### Problem statement
Give the number of lines in the records below that include "screenshot", and nothing more.

--- BEGIN Input rows ---

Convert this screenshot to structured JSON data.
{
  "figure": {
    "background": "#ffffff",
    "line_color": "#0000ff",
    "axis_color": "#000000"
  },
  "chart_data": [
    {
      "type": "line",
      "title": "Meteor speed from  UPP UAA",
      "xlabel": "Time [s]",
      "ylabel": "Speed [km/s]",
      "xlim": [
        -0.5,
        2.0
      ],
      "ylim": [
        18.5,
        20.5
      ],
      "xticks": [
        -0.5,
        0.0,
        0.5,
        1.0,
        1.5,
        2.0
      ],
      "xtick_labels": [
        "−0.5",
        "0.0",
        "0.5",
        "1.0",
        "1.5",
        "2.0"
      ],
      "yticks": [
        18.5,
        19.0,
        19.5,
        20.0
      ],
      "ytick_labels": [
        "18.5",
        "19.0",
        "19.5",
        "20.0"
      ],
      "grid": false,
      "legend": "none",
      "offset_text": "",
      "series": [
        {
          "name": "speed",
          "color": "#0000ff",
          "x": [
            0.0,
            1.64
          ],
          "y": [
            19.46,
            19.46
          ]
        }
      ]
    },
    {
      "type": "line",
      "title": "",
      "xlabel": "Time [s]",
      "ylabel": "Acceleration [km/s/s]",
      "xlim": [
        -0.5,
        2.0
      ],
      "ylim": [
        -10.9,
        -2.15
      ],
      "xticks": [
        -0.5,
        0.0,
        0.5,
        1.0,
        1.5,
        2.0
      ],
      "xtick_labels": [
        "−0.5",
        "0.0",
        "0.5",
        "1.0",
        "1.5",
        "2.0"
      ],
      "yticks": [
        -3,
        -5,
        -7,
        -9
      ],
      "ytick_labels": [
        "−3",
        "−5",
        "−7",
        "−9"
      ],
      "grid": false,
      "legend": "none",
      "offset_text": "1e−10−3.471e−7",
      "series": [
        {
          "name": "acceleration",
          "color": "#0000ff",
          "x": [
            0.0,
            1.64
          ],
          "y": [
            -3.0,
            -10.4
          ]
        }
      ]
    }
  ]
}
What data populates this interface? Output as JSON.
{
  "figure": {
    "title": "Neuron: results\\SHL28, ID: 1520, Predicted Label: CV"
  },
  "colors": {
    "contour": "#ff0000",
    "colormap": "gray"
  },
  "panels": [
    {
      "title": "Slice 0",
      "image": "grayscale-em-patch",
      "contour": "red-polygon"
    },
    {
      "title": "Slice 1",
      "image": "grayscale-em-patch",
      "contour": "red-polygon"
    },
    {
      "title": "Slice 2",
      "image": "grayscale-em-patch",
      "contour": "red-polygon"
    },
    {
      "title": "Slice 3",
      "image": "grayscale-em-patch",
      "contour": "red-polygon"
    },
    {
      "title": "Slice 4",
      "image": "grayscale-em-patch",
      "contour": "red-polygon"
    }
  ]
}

--- END Input rows ---
--- BEGIN Input rows ---

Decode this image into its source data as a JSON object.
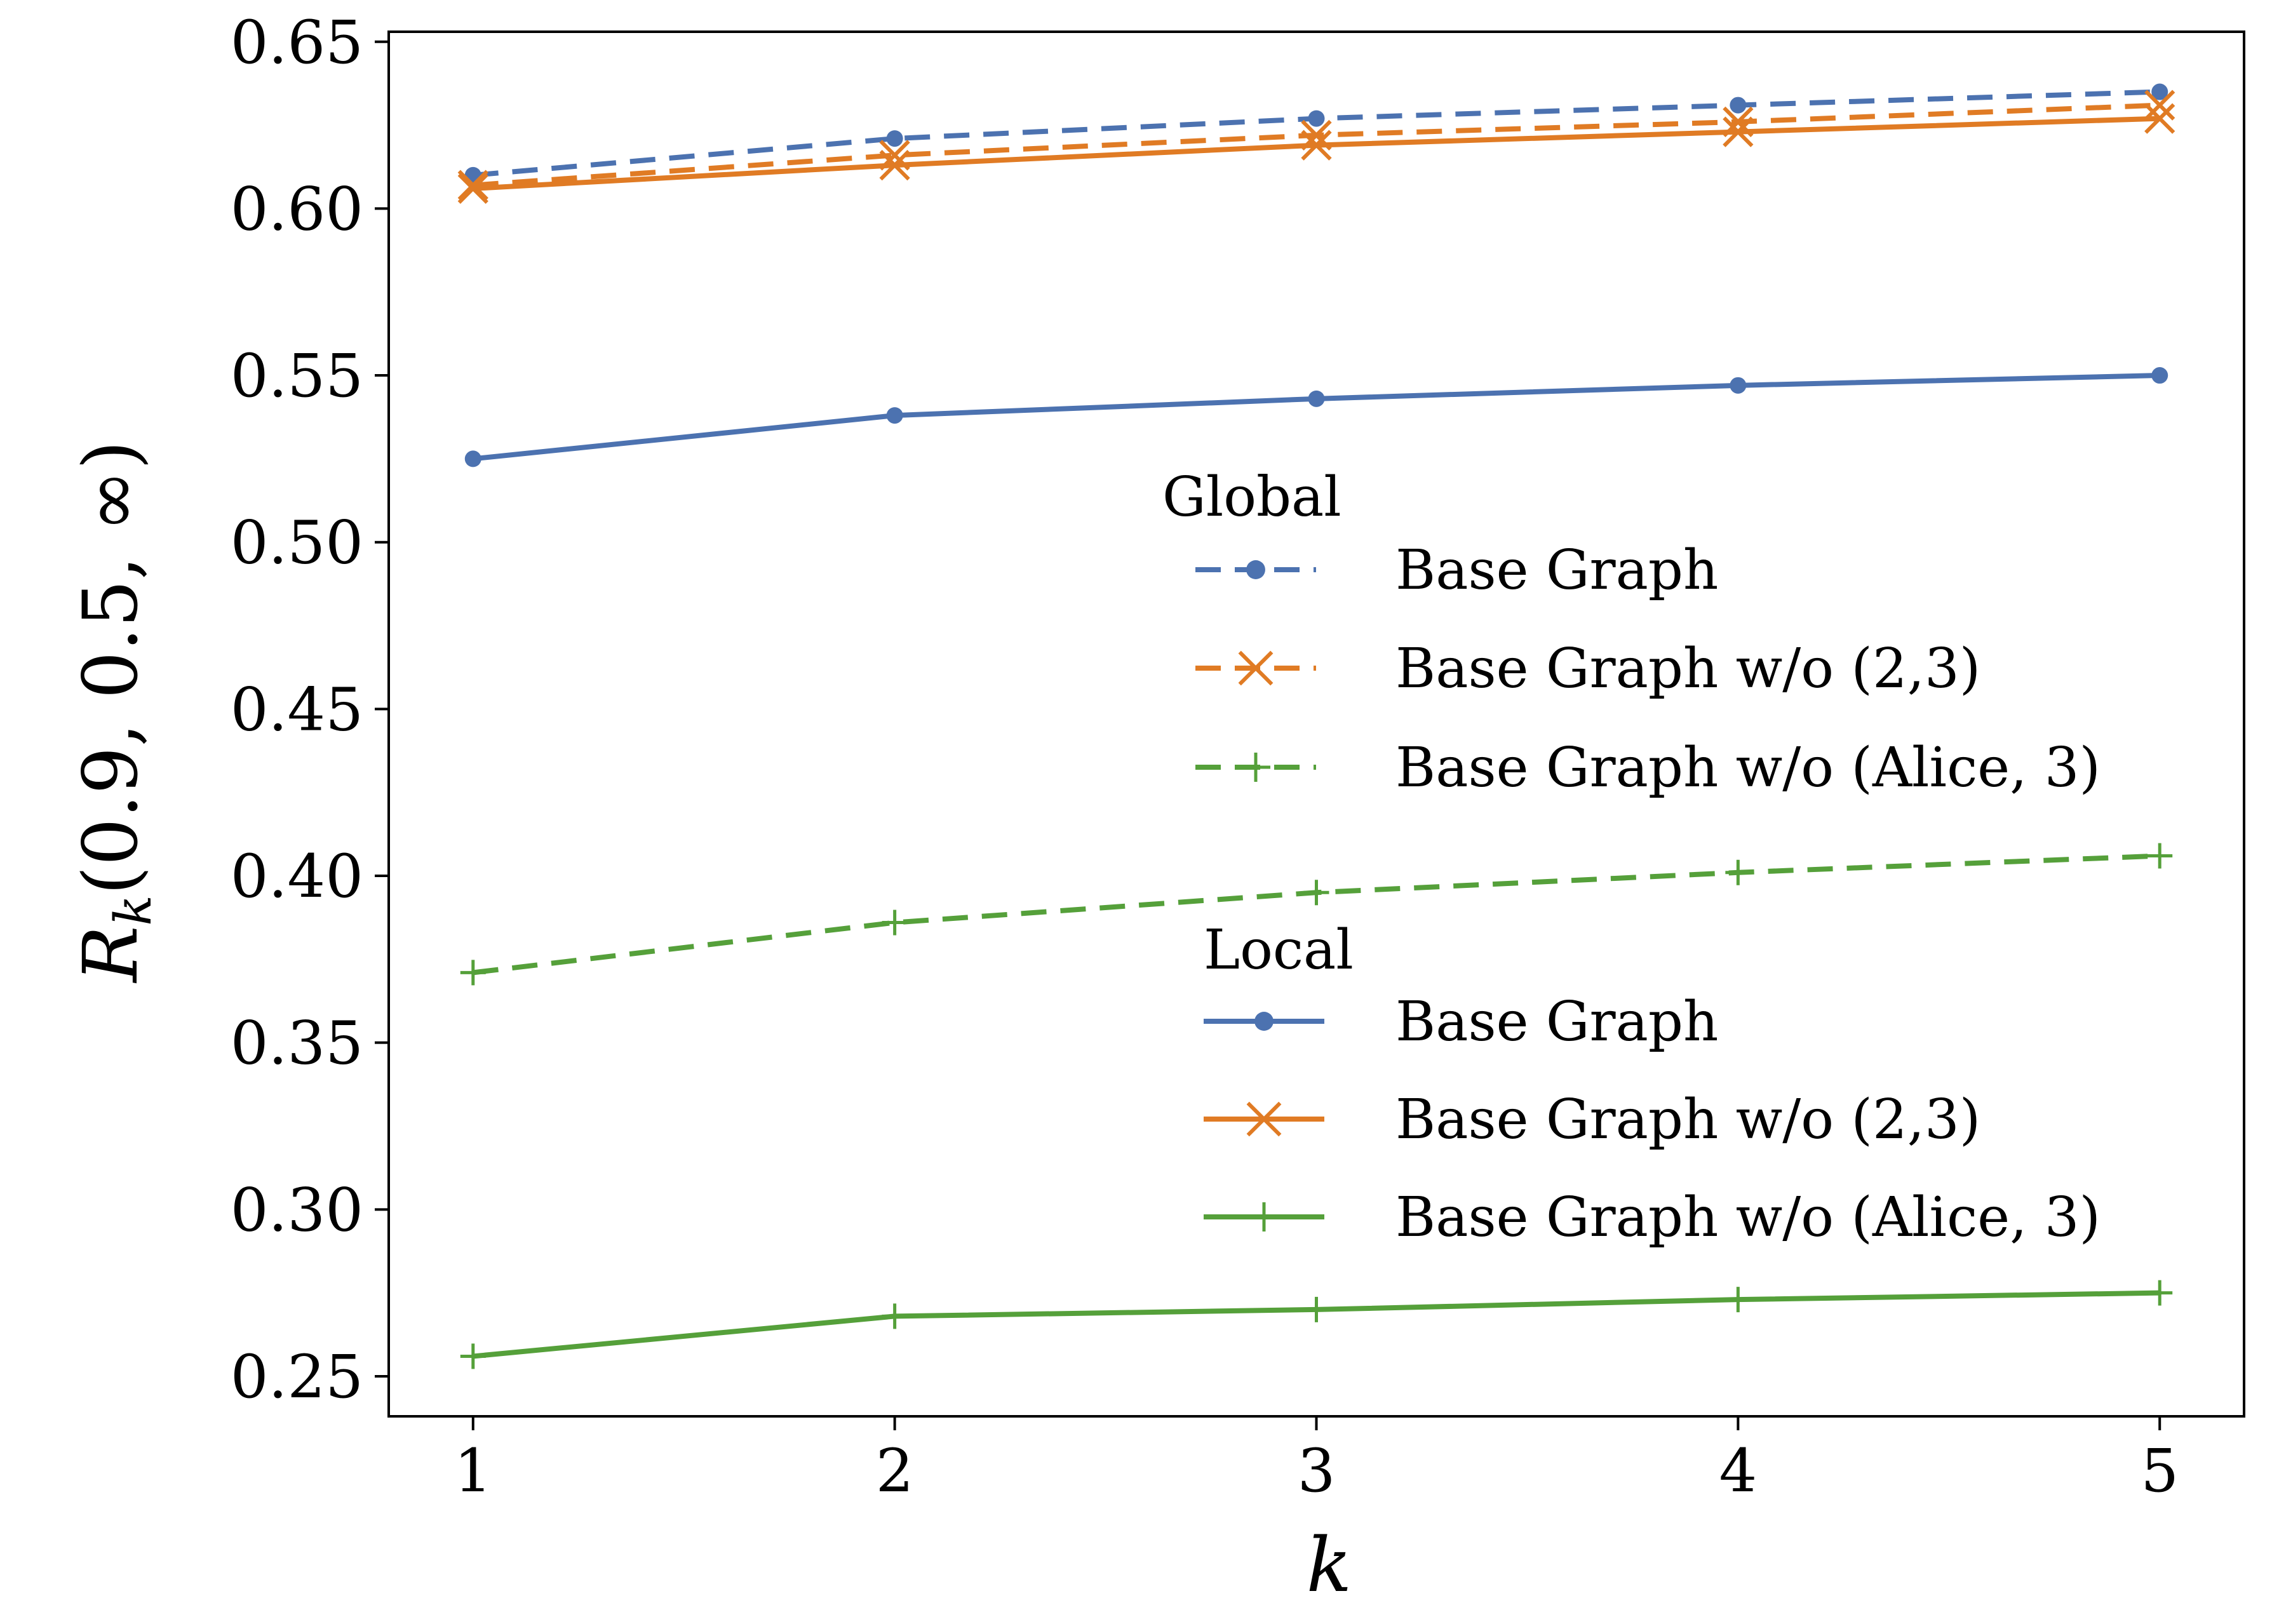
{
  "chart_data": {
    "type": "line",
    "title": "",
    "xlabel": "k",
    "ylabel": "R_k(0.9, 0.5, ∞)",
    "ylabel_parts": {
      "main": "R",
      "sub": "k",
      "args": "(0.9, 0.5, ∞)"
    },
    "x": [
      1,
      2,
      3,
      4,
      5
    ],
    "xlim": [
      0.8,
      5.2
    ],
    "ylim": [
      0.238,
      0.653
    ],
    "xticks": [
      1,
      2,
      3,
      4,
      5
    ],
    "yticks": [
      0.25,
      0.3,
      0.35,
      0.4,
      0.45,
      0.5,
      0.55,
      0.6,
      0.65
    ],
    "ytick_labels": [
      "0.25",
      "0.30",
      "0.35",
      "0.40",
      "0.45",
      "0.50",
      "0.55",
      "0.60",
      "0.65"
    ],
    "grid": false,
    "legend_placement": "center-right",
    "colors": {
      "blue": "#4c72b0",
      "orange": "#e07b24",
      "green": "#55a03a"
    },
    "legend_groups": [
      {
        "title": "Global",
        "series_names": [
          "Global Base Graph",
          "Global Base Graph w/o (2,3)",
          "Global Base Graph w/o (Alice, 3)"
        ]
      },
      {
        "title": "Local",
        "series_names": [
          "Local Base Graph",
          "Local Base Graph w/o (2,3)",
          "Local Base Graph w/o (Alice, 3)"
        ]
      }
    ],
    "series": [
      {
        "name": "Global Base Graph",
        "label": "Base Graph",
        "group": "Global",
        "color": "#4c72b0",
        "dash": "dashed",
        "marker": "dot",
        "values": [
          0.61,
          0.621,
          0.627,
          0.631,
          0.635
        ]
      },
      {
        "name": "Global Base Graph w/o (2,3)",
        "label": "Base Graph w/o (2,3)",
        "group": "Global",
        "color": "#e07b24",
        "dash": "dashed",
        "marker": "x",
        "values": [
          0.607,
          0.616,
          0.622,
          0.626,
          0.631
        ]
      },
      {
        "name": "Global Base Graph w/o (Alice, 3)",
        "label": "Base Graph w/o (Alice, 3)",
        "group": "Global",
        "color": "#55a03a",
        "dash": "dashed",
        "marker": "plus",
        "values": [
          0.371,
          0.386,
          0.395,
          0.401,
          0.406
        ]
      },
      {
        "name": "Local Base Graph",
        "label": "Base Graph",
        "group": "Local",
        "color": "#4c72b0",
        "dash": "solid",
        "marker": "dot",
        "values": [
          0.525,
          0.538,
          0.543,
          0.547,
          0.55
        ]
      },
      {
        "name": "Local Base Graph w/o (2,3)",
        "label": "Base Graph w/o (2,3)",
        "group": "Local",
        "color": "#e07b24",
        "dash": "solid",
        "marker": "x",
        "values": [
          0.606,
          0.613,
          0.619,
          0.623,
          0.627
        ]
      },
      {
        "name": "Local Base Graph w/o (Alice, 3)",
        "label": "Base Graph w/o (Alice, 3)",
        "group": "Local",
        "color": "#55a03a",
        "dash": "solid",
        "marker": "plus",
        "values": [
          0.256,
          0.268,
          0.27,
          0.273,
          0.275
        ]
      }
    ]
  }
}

--- END Input rows ---
--- BEGIN Input rows ---

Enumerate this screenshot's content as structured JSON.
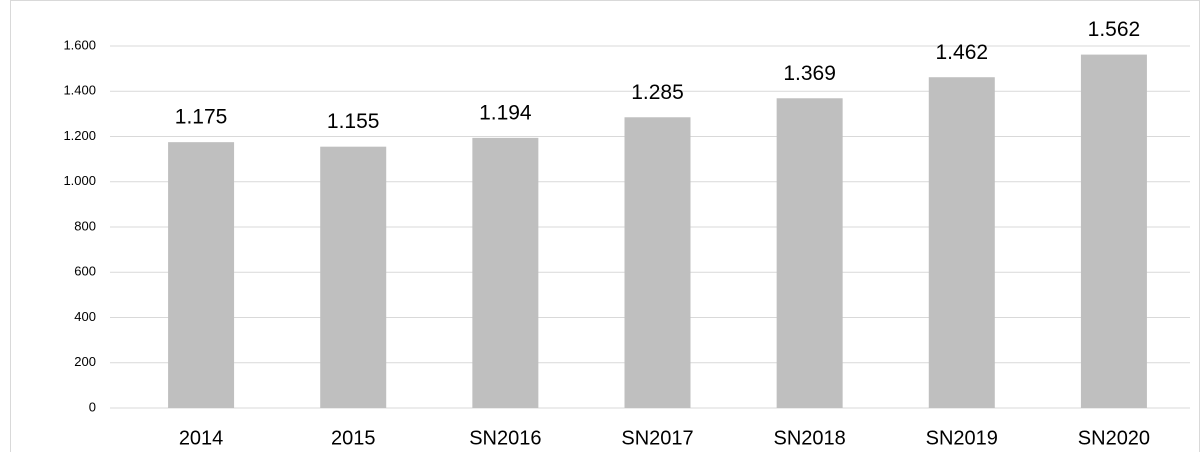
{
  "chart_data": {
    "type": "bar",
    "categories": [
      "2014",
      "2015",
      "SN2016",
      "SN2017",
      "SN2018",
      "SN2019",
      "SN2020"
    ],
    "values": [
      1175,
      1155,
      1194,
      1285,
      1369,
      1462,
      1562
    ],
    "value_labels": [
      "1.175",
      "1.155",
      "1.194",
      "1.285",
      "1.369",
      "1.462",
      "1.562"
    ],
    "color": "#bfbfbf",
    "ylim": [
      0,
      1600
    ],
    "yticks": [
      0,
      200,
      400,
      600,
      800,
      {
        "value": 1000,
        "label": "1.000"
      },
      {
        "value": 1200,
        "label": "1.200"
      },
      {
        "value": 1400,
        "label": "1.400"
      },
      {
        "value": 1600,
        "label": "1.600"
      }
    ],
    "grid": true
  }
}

--- END Input rows ---

### Written answer
2